• Exercise
Gather all lines with the word "JSON" in them.

***** Data shown *****

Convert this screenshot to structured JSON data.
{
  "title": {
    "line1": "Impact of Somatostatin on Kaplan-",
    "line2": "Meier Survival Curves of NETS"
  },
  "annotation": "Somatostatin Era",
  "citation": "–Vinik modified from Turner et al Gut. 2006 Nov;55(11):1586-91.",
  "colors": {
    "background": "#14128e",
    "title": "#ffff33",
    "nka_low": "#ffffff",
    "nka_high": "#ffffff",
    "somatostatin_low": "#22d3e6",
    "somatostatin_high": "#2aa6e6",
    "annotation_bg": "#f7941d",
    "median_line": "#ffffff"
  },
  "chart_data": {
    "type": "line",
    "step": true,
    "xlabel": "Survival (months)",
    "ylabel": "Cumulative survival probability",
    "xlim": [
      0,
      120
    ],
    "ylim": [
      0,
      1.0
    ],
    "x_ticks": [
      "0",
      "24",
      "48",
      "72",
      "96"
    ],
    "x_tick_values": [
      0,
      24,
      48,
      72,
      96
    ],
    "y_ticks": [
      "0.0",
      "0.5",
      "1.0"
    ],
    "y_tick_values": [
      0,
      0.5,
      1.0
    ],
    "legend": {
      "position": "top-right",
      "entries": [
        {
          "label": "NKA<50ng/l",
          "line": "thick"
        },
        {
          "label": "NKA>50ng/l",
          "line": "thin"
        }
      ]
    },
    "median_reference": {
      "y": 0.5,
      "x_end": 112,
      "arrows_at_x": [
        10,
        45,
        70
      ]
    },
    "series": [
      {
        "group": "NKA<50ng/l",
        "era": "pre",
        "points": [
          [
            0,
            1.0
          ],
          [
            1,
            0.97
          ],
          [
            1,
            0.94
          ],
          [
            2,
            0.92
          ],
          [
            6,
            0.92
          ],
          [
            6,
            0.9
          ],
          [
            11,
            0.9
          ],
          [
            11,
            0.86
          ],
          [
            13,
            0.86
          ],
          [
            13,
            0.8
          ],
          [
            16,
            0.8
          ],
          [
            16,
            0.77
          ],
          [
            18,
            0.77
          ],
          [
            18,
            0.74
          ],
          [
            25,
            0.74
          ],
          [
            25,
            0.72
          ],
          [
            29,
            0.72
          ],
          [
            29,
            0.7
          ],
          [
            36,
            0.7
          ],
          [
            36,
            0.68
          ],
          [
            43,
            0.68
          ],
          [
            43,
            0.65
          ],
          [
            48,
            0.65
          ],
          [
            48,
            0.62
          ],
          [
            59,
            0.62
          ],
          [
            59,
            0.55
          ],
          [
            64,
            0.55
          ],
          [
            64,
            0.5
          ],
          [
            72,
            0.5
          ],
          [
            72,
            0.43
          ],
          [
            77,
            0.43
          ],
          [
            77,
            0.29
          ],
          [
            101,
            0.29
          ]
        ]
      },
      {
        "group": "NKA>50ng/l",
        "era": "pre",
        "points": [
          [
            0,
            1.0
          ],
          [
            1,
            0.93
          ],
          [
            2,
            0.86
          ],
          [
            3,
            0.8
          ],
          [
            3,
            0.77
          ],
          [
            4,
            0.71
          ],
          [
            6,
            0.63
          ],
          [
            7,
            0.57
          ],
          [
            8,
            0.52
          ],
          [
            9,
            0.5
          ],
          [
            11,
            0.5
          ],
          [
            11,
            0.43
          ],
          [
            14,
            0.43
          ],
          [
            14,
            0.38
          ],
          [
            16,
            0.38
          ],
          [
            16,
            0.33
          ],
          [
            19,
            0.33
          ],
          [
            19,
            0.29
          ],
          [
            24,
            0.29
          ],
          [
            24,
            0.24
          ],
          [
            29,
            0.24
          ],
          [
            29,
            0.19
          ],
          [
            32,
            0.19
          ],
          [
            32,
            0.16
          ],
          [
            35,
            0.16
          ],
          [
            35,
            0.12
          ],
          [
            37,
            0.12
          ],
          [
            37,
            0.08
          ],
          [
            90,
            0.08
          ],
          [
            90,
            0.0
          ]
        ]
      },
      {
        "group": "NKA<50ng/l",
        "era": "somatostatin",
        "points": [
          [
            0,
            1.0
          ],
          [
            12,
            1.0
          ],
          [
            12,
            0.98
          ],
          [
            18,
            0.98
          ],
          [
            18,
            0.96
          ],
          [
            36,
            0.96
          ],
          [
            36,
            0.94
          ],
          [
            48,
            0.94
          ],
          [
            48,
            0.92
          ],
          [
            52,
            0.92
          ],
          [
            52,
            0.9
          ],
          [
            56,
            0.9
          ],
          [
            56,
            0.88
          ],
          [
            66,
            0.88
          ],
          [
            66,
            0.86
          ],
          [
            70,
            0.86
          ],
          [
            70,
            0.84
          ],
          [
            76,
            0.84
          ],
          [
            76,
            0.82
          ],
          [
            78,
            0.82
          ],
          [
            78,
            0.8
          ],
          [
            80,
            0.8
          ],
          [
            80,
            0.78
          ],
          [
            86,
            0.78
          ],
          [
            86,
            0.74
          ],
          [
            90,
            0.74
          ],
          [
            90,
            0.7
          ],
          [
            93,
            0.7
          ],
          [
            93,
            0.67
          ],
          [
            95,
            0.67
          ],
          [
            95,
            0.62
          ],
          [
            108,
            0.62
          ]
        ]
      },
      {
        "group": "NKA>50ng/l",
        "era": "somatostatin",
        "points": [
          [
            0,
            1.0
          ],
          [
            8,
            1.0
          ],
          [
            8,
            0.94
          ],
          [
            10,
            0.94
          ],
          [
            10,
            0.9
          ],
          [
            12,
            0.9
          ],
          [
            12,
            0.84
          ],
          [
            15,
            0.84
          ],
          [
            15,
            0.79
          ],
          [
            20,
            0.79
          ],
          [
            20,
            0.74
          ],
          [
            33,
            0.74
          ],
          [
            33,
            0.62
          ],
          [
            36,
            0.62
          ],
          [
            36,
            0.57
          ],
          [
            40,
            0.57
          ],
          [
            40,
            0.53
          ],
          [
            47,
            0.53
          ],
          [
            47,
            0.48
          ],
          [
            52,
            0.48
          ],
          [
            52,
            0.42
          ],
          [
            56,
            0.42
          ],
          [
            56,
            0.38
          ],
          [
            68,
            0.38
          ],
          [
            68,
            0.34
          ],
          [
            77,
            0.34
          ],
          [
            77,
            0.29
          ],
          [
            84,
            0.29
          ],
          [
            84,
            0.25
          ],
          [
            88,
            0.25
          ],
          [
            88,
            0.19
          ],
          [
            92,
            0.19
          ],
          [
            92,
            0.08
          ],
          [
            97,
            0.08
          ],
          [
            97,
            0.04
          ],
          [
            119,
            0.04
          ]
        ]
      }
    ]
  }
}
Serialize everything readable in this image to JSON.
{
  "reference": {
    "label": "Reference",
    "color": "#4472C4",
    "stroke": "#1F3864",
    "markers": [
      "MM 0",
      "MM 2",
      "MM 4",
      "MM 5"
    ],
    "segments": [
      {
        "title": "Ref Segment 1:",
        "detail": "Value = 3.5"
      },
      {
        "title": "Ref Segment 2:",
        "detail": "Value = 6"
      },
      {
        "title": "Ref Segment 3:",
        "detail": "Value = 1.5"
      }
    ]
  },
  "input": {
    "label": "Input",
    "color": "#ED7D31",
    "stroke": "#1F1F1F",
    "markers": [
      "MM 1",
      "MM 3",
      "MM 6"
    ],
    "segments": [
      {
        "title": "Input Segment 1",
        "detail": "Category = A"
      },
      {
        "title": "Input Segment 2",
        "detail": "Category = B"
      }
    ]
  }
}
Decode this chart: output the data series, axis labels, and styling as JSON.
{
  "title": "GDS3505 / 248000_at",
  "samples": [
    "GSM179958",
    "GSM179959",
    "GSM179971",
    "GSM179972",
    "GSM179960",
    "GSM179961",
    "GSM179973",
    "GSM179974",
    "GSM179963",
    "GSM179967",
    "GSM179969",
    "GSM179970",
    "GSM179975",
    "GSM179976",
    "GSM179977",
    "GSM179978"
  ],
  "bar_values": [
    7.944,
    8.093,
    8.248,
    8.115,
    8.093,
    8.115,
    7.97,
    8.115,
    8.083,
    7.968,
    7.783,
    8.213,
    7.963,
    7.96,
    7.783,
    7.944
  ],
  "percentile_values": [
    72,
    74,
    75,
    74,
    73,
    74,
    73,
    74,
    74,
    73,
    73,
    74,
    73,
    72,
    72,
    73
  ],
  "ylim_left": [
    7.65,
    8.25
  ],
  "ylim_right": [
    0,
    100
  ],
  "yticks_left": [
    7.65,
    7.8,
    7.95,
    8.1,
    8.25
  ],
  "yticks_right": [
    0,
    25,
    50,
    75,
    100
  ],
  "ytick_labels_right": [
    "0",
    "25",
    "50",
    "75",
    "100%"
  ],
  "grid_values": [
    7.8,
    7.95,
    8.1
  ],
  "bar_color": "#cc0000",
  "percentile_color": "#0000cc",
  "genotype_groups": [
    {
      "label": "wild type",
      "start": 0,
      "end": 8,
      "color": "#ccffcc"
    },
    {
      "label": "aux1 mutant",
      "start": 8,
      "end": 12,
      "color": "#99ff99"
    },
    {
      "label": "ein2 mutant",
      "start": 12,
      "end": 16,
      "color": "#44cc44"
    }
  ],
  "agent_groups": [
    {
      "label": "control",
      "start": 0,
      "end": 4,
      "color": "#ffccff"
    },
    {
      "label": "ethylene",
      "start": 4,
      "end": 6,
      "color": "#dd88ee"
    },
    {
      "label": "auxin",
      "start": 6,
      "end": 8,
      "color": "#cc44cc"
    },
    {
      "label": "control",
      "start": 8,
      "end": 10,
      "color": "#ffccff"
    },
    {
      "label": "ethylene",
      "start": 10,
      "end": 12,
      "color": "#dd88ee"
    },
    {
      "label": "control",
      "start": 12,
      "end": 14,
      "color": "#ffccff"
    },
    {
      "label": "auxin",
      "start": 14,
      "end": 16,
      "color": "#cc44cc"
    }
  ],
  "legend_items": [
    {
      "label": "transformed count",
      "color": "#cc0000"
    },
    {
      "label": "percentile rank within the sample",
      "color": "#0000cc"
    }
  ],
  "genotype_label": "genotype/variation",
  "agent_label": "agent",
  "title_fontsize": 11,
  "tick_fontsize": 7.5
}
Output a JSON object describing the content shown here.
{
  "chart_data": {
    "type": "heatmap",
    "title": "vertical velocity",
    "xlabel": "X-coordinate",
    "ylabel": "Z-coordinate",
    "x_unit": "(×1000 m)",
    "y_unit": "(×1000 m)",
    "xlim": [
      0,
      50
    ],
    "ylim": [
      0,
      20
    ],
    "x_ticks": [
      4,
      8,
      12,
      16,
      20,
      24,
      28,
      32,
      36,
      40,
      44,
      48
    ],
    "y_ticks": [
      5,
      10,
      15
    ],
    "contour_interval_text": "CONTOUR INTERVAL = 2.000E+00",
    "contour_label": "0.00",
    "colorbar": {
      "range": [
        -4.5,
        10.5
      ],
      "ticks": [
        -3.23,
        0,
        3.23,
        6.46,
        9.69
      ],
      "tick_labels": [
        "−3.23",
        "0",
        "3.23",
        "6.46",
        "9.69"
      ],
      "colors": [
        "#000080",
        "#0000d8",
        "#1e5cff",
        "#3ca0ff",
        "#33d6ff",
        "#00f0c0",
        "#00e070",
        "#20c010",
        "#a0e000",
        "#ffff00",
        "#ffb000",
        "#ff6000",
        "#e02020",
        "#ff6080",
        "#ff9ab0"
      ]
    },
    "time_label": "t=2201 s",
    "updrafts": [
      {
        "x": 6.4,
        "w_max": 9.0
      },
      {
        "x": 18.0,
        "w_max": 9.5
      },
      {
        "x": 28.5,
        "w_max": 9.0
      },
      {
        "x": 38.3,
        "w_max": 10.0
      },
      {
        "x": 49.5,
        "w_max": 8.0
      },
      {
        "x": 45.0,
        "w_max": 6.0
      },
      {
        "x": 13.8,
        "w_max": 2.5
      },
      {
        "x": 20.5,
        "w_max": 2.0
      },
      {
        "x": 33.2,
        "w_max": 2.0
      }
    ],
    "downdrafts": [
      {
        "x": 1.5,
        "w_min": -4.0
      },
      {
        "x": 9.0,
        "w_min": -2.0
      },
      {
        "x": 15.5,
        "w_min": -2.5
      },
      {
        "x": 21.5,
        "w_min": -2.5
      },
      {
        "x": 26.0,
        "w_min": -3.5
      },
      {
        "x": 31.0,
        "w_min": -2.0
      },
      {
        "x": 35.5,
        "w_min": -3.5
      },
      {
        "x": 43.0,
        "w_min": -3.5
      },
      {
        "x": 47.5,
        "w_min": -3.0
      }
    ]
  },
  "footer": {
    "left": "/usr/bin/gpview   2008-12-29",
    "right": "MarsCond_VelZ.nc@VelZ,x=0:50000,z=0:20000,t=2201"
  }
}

*****

• Answer in full
Convert this screenshot to structured JSON data.
Serialize everything readable in this image to JSON.
Decode this chart: output the data series, axis labels, and styling as JSON.
Output a JSON object describing the content shown here.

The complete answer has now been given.